[The problem]: Each record needs to be echoed exactly; can you do that?

Data records
+++

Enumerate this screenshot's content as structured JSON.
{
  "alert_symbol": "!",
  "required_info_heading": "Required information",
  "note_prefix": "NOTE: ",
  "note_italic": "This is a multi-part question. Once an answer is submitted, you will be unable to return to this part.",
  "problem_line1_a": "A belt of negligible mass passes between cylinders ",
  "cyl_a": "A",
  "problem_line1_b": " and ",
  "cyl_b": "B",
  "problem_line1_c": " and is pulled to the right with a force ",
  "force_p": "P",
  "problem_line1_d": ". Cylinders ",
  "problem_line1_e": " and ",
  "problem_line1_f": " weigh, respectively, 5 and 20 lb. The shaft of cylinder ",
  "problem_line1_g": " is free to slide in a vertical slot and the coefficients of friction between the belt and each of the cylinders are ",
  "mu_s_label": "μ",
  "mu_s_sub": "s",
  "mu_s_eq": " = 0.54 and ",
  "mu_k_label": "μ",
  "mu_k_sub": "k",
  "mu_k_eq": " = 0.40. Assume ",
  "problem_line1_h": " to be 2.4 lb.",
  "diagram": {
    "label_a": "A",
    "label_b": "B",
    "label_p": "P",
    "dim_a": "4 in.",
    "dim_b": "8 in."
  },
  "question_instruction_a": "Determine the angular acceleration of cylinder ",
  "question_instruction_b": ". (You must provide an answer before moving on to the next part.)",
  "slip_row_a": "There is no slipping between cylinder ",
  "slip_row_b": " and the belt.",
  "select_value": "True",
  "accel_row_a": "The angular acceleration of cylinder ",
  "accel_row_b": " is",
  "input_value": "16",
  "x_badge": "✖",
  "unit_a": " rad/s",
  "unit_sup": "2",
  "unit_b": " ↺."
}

+++

[Right answer]:
Enumerate this screenshot's content as structured JSON.
{
  "alert_symbol": "!",
  "required_info_heading": "Required information",
  "note_prefix": "NOTE: ",
  "note_italic": "This is a multi-part question. Once an answer is submitted, you will be unable to return to this part.",
  "problem_line1_a": "A belt of negligible mass passes between cylinders ",
  "cyl_a": "A",
  "problem_line1_b": " and ",
  "cyl_b": "B",
  "problem_line1_c": " and is pulled to the right with a force ",
  "force_p": "P",
  "problem_line1_d": ". Cylinders ",
  "problem_line1_e": " and ",
  "problem_line1_f": " weigh, respectively, 5 and 20 lb. The shaft of cylinder ",
  "problem_line1_g": " is free to slide in a vertical slot and the coefficients of friction between the belt and each of the cylinders are ",
  "mu_s_label": "μ",
  "mu_s_sub": "s",
  "mu_s_eq": " = 0.54 and ",
  "mu_k_label": "μ",
  "mu_k_sub": "k",
  "mu_k_eq": " = 0.40. Assume ",
  "problem_line1_h": " to be 2.4 lb.",
  "diagram": {
    "label_a": "A",
    "label_b": "B",
    "label_p": "P",
    "dim_a": "4 in.",
    "dim_b": "8 in."
  },
  "question_instruction_a": "Determine the angular acceleration of cylinder ",
  "question_instruction_b": ". (You must provide an answer before moving on to the next part.)",
  "slip_row_a": "There is no slipping between cylinder ",
  "slip_row_b": " and the belt.",
  "select_value": "True",
  "accel_row_a": "The angular acceleration of cylinder ",
  "accel_row_b": " is",
  "input_value": "16",
  "x_badge": "✖",
  "unit_a": " rad/s",
  "unit_sup": "2",
  "unit_b": " ↺."
}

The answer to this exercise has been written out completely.